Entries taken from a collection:

____________

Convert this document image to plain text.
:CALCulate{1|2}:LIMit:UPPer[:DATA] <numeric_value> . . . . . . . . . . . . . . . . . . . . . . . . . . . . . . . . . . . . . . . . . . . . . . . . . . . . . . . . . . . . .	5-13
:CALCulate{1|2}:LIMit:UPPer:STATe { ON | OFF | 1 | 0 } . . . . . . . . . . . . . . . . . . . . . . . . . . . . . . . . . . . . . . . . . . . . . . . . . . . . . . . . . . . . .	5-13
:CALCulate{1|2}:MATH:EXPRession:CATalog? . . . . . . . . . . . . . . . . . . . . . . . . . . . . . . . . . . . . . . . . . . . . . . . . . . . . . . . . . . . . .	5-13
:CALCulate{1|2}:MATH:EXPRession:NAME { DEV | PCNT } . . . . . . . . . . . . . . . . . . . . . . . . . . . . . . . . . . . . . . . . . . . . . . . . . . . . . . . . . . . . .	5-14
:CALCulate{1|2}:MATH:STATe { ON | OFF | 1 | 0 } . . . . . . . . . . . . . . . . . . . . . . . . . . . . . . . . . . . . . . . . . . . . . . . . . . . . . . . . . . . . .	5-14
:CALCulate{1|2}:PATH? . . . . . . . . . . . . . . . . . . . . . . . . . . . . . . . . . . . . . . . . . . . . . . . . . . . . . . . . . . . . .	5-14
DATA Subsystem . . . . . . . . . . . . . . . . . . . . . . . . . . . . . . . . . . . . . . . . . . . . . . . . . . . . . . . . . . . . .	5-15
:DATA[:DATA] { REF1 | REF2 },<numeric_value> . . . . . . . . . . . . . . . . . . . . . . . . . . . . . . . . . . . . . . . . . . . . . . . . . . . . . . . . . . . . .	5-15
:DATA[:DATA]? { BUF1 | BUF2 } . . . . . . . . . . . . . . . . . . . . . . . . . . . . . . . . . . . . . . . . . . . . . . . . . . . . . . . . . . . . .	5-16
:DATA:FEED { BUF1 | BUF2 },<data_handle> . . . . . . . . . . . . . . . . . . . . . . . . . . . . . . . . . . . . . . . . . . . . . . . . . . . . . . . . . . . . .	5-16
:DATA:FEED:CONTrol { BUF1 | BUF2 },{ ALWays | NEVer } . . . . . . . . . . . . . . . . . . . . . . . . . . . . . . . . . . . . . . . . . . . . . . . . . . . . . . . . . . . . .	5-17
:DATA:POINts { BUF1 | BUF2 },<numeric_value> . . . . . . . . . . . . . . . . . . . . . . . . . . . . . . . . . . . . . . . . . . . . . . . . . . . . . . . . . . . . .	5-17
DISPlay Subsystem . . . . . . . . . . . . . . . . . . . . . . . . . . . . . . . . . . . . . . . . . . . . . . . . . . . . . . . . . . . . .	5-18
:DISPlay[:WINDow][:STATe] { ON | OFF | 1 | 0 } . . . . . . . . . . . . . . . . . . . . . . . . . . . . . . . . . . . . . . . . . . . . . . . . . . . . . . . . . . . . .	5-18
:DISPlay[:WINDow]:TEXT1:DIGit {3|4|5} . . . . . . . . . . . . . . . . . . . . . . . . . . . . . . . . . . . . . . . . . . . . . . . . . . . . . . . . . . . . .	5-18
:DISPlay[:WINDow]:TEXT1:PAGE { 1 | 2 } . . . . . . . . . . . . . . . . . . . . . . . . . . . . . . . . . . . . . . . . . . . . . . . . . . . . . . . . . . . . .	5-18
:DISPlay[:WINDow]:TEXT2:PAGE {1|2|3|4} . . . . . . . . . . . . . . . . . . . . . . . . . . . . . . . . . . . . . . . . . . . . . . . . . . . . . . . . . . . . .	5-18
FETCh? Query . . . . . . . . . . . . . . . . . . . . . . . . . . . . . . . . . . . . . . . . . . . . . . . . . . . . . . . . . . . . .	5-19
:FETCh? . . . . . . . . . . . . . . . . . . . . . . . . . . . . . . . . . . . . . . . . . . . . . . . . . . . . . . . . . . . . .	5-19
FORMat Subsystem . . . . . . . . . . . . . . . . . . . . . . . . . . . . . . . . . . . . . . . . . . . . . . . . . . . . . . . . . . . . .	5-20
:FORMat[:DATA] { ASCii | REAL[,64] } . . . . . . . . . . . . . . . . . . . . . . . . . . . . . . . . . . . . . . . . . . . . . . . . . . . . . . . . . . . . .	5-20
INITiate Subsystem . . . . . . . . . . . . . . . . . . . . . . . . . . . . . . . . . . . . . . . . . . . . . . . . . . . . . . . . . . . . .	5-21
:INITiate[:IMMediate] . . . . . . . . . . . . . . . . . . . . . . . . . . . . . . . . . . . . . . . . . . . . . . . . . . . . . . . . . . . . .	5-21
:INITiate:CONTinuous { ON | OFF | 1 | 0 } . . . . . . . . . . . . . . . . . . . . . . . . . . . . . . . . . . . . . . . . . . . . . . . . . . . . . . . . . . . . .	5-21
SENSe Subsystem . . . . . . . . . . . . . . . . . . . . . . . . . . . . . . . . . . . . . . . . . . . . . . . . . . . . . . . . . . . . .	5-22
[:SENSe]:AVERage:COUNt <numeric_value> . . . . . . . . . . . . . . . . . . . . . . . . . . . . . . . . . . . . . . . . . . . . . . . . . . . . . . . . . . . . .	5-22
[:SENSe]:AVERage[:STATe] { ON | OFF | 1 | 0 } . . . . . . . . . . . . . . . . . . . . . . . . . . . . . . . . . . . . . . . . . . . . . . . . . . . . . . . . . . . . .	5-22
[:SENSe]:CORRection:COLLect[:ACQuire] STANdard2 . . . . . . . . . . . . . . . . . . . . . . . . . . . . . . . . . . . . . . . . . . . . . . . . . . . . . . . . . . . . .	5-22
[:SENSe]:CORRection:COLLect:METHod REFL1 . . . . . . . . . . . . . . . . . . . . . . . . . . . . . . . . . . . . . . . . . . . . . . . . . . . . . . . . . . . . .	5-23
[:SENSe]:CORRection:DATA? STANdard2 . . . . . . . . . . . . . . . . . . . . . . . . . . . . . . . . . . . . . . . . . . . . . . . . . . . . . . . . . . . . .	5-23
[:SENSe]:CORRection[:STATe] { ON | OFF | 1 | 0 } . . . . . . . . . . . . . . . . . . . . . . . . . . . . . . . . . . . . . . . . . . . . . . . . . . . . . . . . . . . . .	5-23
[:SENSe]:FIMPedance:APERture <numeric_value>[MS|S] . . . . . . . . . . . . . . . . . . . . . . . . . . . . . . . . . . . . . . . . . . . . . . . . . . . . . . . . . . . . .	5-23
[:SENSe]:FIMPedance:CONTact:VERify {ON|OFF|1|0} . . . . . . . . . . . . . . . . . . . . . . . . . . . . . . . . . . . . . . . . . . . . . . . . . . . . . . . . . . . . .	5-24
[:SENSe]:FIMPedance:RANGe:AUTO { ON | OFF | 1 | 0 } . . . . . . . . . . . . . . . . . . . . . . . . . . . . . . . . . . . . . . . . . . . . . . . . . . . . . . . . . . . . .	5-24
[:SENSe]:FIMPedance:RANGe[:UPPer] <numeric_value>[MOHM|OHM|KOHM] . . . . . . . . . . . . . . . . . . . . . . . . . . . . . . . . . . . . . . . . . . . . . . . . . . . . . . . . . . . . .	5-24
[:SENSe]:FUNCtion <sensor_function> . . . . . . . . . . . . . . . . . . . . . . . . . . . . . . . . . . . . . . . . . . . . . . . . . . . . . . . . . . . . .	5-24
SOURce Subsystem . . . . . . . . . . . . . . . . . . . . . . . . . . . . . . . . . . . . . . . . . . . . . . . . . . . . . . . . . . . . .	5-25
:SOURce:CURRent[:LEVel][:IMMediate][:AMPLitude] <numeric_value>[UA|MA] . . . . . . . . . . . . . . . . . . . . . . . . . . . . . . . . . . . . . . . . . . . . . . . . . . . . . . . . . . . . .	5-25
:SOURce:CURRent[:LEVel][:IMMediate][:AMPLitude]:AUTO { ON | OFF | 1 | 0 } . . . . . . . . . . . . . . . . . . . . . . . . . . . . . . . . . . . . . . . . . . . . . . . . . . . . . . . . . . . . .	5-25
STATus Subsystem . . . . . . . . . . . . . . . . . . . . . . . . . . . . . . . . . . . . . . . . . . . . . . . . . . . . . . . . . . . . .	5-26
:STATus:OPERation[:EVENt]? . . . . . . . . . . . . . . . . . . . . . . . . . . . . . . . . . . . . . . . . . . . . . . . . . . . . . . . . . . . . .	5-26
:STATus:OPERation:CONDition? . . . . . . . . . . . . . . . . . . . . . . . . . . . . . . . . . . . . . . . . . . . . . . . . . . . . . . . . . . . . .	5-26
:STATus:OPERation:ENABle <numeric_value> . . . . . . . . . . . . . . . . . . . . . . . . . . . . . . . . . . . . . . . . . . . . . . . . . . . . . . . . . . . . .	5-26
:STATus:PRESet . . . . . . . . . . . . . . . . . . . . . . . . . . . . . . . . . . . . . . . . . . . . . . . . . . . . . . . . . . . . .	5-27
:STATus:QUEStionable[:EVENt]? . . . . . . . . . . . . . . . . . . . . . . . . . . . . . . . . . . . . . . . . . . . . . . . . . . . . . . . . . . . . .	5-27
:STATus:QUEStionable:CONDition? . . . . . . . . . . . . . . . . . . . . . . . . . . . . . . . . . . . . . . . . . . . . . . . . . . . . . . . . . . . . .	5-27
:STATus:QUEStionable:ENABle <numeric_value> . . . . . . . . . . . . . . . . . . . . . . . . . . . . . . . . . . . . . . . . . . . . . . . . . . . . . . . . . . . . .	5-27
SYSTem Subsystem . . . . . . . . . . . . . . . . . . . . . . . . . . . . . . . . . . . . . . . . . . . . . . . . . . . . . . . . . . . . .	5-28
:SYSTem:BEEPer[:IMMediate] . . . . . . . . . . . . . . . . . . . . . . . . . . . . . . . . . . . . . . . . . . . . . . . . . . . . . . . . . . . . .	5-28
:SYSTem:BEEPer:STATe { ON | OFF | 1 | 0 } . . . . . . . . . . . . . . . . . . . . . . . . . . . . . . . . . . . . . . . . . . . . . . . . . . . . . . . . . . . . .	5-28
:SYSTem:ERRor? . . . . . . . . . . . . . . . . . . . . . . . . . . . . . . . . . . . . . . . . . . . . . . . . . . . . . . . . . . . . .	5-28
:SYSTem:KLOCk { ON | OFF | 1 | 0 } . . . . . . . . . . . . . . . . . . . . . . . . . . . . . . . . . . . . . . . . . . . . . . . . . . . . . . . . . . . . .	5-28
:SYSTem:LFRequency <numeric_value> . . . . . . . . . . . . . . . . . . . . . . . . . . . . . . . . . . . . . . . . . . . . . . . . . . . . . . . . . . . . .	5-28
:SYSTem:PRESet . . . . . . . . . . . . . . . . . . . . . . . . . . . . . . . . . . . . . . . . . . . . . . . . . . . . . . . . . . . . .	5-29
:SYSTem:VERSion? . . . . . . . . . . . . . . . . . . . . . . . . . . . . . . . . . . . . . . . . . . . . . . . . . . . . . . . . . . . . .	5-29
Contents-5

____________

WHAT THE TASK ASKS:
Of the lines in the records, determine how many contain the word "AUTO", and report that number alone.

EXERCISE ANSWER:
2